Render every line of the records below as a numbered list, leaving out blank lines and the pictures.

+-------+

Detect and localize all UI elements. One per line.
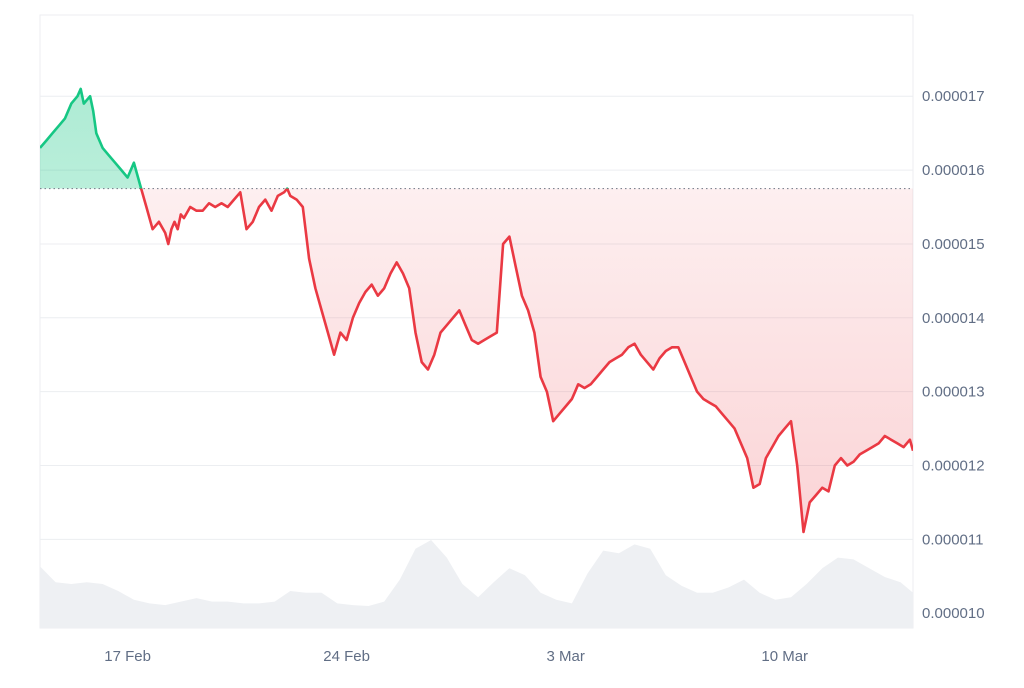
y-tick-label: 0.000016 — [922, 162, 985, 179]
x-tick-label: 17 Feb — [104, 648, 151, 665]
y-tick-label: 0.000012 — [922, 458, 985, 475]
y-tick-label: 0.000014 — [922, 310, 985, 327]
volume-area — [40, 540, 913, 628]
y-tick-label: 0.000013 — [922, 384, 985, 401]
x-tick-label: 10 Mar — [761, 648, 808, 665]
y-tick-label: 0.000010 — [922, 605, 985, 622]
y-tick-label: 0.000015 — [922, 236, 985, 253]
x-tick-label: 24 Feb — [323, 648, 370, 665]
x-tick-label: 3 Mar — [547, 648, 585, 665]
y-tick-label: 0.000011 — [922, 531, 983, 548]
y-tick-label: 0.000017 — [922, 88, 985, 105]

+-------+

#### Answer to this problem
1. Detect and localize all UI elements. One per line.
2. y-tick-label: 0.000016 — [922, 162, 985, 179]
3. x-tick-label: 17 Feb — [104, 648, 151, 665]
4. y-tick-label: 0.000012 — [922, 458, 985, 475]
5. y-tick-label: 0.000014 — [922, 310, 985, 327]
6. volume-area — [40, 540, 913, 628]
7. y-tick-label: 0.000013 — [922, 384, 985, 401]
8. x-tick-label: 10 Mar — [761, 648, 808, 665]
9. y-tick-label: 0.000010 — [922, 605, 985, 622]
10. y-tick-label: 0.000015 — [922, 236, 985, 253]
11. x-tick-label: 24 Feb — [323, 648, 370, 665]
12. x-tick-label: 3 Mar — [547, 648, 585, 665]
13. y-tick-label: 0.000011 — [922, 531, 983, 548]
14. y-tick-label: 0.000017 — [922, 88, 985, 105]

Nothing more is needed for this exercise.